[GIVEN EXERCISE]
Give back the whole listing exactly as shown.
● ● ● ● ● ● ●
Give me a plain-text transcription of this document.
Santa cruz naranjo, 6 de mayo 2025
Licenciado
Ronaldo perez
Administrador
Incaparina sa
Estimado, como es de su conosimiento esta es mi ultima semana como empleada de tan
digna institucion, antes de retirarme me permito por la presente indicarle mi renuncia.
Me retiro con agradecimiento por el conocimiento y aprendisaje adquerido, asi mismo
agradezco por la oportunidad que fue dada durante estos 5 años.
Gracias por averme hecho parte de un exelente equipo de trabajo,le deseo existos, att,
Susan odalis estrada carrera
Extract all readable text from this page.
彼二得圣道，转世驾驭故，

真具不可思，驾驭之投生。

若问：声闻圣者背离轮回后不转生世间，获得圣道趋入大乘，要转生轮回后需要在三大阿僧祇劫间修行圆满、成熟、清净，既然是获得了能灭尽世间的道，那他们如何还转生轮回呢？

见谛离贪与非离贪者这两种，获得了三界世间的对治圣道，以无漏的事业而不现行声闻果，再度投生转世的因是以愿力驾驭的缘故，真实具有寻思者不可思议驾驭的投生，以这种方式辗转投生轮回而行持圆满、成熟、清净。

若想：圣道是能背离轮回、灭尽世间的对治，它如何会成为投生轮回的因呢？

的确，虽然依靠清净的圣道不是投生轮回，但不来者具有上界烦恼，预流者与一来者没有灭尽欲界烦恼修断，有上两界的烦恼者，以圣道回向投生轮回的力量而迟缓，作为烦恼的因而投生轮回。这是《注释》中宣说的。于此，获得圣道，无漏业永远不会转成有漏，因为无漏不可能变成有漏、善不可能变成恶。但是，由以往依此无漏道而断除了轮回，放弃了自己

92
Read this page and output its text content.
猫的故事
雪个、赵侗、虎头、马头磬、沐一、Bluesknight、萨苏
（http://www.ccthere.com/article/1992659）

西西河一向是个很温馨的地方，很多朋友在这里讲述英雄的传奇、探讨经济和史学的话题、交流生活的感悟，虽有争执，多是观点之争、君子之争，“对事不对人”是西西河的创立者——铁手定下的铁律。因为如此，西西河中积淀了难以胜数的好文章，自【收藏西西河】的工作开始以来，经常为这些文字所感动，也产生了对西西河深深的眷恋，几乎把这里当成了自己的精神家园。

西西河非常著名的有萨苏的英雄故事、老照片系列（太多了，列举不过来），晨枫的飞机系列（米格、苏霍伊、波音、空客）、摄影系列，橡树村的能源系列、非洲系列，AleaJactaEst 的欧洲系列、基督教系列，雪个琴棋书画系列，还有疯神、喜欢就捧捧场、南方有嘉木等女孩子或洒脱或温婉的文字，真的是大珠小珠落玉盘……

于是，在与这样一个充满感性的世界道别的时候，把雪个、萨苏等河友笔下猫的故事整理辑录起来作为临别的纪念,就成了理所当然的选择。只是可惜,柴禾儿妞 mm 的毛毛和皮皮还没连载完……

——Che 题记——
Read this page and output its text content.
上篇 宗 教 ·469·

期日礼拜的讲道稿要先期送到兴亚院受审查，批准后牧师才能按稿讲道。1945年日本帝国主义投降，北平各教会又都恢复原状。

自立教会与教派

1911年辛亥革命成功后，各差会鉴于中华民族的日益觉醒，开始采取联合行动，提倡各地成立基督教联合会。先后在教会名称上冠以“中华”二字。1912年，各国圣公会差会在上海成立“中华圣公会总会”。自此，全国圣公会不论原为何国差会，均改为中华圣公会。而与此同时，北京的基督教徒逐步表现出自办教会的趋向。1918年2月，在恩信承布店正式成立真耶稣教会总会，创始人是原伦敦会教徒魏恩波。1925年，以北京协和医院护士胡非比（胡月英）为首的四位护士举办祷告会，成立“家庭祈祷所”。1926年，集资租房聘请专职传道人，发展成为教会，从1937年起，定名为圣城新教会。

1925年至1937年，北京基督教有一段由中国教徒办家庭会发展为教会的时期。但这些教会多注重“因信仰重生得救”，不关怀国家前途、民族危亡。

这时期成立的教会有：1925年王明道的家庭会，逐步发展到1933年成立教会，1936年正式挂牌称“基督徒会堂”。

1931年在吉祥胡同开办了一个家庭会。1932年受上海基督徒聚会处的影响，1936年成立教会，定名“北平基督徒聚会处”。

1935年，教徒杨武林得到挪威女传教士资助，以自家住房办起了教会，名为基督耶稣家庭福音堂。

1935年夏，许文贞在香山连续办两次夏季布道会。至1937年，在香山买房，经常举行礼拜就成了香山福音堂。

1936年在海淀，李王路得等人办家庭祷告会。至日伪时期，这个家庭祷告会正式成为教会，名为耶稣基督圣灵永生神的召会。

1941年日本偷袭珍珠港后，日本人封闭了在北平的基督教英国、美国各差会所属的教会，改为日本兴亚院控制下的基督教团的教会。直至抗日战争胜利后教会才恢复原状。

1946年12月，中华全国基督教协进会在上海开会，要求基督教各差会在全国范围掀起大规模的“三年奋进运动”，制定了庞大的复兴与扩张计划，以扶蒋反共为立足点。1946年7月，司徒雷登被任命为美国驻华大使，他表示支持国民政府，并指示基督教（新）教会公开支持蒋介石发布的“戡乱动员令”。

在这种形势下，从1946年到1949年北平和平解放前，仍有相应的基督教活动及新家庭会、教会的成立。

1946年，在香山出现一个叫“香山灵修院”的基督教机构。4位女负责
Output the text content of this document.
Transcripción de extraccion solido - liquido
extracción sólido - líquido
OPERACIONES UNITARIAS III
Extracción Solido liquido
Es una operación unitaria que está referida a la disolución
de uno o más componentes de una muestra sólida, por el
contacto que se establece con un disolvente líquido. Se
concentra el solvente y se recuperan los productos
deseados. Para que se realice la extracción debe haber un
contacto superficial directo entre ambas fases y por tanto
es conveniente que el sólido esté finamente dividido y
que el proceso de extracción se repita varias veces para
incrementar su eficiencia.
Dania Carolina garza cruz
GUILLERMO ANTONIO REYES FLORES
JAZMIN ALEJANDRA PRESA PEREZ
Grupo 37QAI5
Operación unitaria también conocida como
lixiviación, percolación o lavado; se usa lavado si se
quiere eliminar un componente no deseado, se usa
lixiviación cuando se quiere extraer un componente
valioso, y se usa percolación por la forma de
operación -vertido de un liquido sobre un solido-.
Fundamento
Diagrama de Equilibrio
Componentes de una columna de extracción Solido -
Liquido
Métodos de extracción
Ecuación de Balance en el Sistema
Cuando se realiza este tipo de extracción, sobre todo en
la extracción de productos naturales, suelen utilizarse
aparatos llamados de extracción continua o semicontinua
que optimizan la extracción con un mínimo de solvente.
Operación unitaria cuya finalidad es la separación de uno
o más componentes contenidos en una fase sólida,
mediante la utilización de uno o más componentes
● ● ● ● ● ● ●
[SOLUTION TO THIS EXERCISE]
Give me a plain-text transcription of this document.
Santa cruz naranjo, 6 de mayo 2025
Licenciado
Ronaldo perez
Administrador
Incaparina sa
Estimado, como es de su conosimiento esta es mi ultima semana como empleada de tan
digna institucion, antes de retirarme me permito por la presente indicarle mi renuncia.
Me retiro con agradecimiento por el conocimiento y aprendisaje adquerido, asi mismo
agradezco por la oportunidad que fue dada durante estos 5 años.
Gracias por averme hecho parte de un exelente equipo de trabajo,le deseo existos, att,
Susan odalis estrada carrera
Extract all readable text from this page.
彼二得圣道，转世驾驭故，

真具不可思，驾驭之投生。

若问：声闻圣者背离轮回后不转生世间，获得圣道趋入大乘，要转生轮回后需要在三大阿僧祇劫间修行圆满、成熟、清净，既然是获得了能灭尽世间的道，那他们如何还转生轮回呢？

见谛离贪与非离贪者这两种，获得了三界世间的对治圣道，以无漏的事业而不现行声闻果，再度投生转世的因是以愿力驾驭的缘故，真实具有寻思者不可思议驾驭的投生，以这种方式辗转投生轮回而行持圆满、成熟、清净。

若想：圣道是能背离轮回、灭尽世间的对治，它如何会成为投生轮回的因呢？

的确，虽然依靠清净的圣道不是投生轮回，但不来者具有上界烦恼，预流者与一来者没有灭尽欲界烦恼修断，有上两界的烦恼者，以圣道回向投生轮回的力量而迟缓，作为烦恼的因而投生轮回。这是《注释》中宣说的。于此，获得圣道，无漏业永远不会转成有漏，因为无漏不可能变成有漏、善不可能变成恶。但是，由以往依此无漏道而断除了轮回，放弃了自己

92
Read this page and output its text content.
猫的故事
雪个、赵侗、虎头、马头磬、沐一、Bluesknight、萨苏
（http://www.ccthere.com/article/1992659）

西西河一向是个很温馨的地方，很多朋友在这里讲述英雄的传奇、探讨经济和史学的话题、交流生活的感悟，虽有争执，多是观点之争、君子之争，“对事不对人”是西西河的创立者——铁手定下的铁律。因为如此，西西河中积淀了难以胜数的好文章，自【收藏西西河】的工作开始以来，经常为这些文字所感动，也产生了对西西河深深的眷恋，几乎把这里当成了自己的精神家园。

西西河非常著名的有萨苏的英雄故事、老照片系列（太多了，列举不过来），晨枫的飞机系列（米格、苏霍伊、波音、空客）、摄影系列，橡树村的能源系列、非洲系列，AleaJactaEst 的欧洲系列、基督教系列，雪个琴棋书画系列，还有疯神、喜欢就捧捧场、南方有嘉木等女孩子或洒脱或温婉的文字，真的是大珠小珠落玉盘……

于是，在与这样一个充满感性的世界道别的时候，把雪个、萨苏等河友笔下猫的故事整理辑录起来作为临别的纪念,就成了理所当然的选择。只是可惜,柴禾儿妞 mm 的毛毛和皮皮还没连载完……

——Che 题记——
Read this page and output its text content.
上篇 宗 教 ·469·

期日礼拜的讲道稿要先期送到兴亚院受审查，批准后牧师才能按稿讲道。1945年日本帝国主义投降，北平各教会又都恢复原状。

自立教会与教派

1911年辛亥革命成功后，各差会鉴于中华民族的日益觉醒，开始采取联合行动，提倡各地成立基督教联合会。先后在教会名称上冠以“中华”二字。1912年，各国圣公会差会在上海成立“中华圣公会总会”。自此，全国圣公会不论原为何国差会，均改为中华圣公会。而与此同时，北京的基督教徒逐步表现出自办教会的趋向。1918年2月，在恩信承布店正式成立真耶稣教会总会，创始人是原伦敦会教徒魏恩波。1925年，以北京协和医院护士胡非比（胡月英）为首的四位护士举办祷告会，成立“家庭祈祷所”。1926年，集资租房聘请专职传道人，发展成为教会，从1937年起，定名为圣城新教会。

1925年至1937年，北京基督教有一段由中国教徒办家庭会发展为教会的时期。但这些教会多注重“因信仰重生得救”，不关怀国家前途、民族危亡。

这时期成立的教会有：1925年王明道的家庭会，逐步发展到1933年成立教会，1936年正式挂牌称“基督徒会堂”。

1931年在吉祥胡同开办了一个家庭会。1932年受上海基督徒聚会处的影响，1936年成立教会，定名“北平基督徒聚会处”。

1935年，教徒杨武林得到挪威女传教士资助，以自家住房办起了教会，名为基督耶稣家庭福音堂。

1935年夏，许文贞在香山连续办两次夏季布道会。至1937年，在香山买房，经常举行礼拜就成了香山福音堂。

1936年在海淀，李王路得等人办家庭祷告会。至日伪时期，这个家庭祷告会正式成为教会，名为耶稣基督圣灵永生神的召会。

1941年日本偷袭珍珠港后，日本人封闭了在北平的基督教英国、美国各差会所属的教会，改为日本兴亚院控制下的基督教团的教会。直至抗日战争胜利后教会才恢复原状。

1946年12月，中华全国基督教协进会在上海开会，要求基督教各差会在全国范围掀起大规模的“三年奋进运动”，制定了庞大的复兴与扩张计划，以扶蒋反共为立足点。1946年7月，司徒雷登被任命为美国驻华大使，他表示支持国民政府，并指示基督教（新）教会公开支持蒋介石发布的“戡乱动员令”。

在这种形势下，从1946年到1949年北平和平解放前，仍有相应的基督教活动及新家庭会、教会的成立。

1946年，在香山出现一个叫“香山灵修院”的基督教机构。4位女负责
Output the text content of this document.
Transcripción de extraccion solido - liquido
extracción sólido - líquido
OPERACIONES UNITARIAS III
Extracción Solido liquido
Es una operación unitaria que está referida a la disolución
de uno o más componentes de una muestra sólida, por el
contacto que se establece con un disolvente líquido. Se
concentra el solvente y se recuperan los productos
deseados. Para que se realice la extracción debe haber un
contacto superficial directo entre ambas fases y por tanto
es conveniente que el sólido esté finamente dividido y
que el proceso de extracción se repita varias veces para
incrementar su eficiencia.
Dania Carolina garza cruz
GUILLERMO ANTONIO REYES FLORES
JAZMIN ALEJANDRA PRESA PEREZ
Grupo 37QAI5
Operación unitaria también conocida como
lixiviación, percolación o lavado; se usa lavado si se
quiere eliminar un componente no deseado, se usa
lixiviación cuando se quiere extraer un componente
valioso, y se usa percolación por la forma de
operación -vertido de un liquido sobre un solido-.
Fundamento
Diagrama de Equilibrio
Componentes de una columna de extracción Solido -
Liquido
Métodos de extracción
Ecuación de Balance en el Sistema
Cuando se realiza este tipo de extracción, sobre todo en
la extracción de productos naturales, suelen utilizarse
aparatos llamados de extracción continua o semicontinua
que optimizan la extracción con un mínimo de solvente.
Operación unitaria cuya finalidad es la separación de uno
o más componentes contenidos en una fase sólida,
mediante la utilización de uno o más componentes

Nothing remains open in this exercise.